**Directions**
Reproduce the entries exactly.

[Stored data]
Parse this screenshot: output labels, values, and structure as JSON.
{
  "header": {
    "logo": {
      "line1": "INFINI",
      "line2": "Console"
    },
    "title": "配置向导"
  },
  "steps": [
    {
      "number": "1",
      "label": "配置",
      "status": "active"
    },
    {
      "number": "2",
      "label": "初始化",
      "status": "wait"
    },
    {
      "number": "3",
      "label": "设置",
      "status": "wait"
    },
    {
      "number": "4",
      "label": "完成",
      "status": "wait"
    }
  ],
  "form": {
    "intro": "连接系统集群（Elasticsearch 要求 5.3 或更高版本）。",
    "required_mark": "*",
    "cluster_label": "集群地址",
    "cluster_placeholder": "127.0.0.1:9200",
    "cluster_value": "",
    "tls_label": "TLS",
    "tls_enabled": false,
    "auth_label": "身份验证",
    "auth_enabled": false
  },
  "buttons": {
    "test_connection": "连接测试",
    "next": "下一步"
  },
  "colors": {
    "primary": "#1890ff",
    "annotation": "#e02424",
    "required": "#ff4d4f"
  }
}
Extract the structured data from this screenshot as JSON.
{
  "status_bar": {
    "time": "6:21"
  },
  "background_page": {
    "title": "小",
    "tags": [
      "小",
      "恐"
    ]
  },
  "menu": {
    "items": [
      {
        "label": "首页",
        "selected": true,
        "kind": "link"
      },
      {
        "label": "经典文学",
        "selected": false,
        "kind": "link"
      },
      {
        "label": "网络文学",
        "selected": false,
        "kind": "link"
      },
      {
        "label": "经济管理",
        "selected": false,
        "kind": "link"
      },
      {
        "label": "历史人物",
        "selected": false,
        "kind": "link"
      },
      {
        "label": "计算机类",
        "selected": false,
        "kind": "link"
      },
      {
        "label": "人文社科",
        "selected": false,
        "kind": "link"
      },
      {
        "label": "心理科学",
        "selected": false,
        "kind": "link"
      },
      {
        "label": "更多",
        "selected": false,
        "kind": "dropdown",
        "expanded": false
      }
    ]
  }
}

**Task result**
Parse this screenshot: output labels, values, and structure as JSON.
{
  "header": {
    "logo": {
      "line1": "INFINI",
      "line2": "Console"
    },
    "title": "配置向导"
  },
  "steps": [
    {
      "number": "1",
      "label": "配置",
      "status": "active"
    },
    {
      "number": "2",
      "label": "初始化",
      "status": "wait"
    },
    {
      "number": "3",
      "label": "设置",
      "status": "wait"
    },
    {
      "number": "4",
      "label": "完成",
      "status": "wait"
    }
  ],
  "form": {
    "intro": "连接系统集群（Elasticsearch 要求 5.3 或更高版本）。",
    "required_mark": "*",
    "cluster_label": "集群地址",
    "cluster_placeholder": "127.0.0.1:9200",
    "cluster_value": "",
    "tls_label": "TLS",
    "tls_enabled": false,
    "auth_label": "身份验证",
    "auth_enabled": false
  },
  "buttons": {
    "test_connection": "连接测试",
    "next": "下一步"
  },
  "colors": {
    "primary": "#1890ff",
    "annotation": "#e02424",
    "required": "#ff4d4f"
  }
}
Extract the structured data from this screenshot as JSON.
{
  "status_bar": {
    "time": "6:21"
  },
  "background_page": {
    "title": "小",
    "tags": [
      "小",
      "恐"
    ]
  },
  "menu": {
    "items": [
      {
        "label": "首页",
        "selected": true,
        "kind": "link"
      },
      {
        "label": "经典文学",
        "selected": false,
        "kind": "link"
      },
      {
        "label": "网络文学",
        "selected": false,
        "kind": "link"
      },
      {
        "label": "经济管理",
        "selected": false,
        "kind": "link"
      },
      {
        "label": "历史人物",
        "selected": false,
        "kind": "link"
      },
      {
        "label": "计算机类",
        "selected": false,
        "kind": "link"
      },
      {
        "label": "人文社科",
        "selected": false,
        "kind": "link"
      },
      {
        "label": "心理科学",
        "selected": false,
        "kind": "link"
      },
      {
        "label": "更多",
        "selected": false,
        "kind": "dropdown",
        "expanded": false
      }
    ]
  }
}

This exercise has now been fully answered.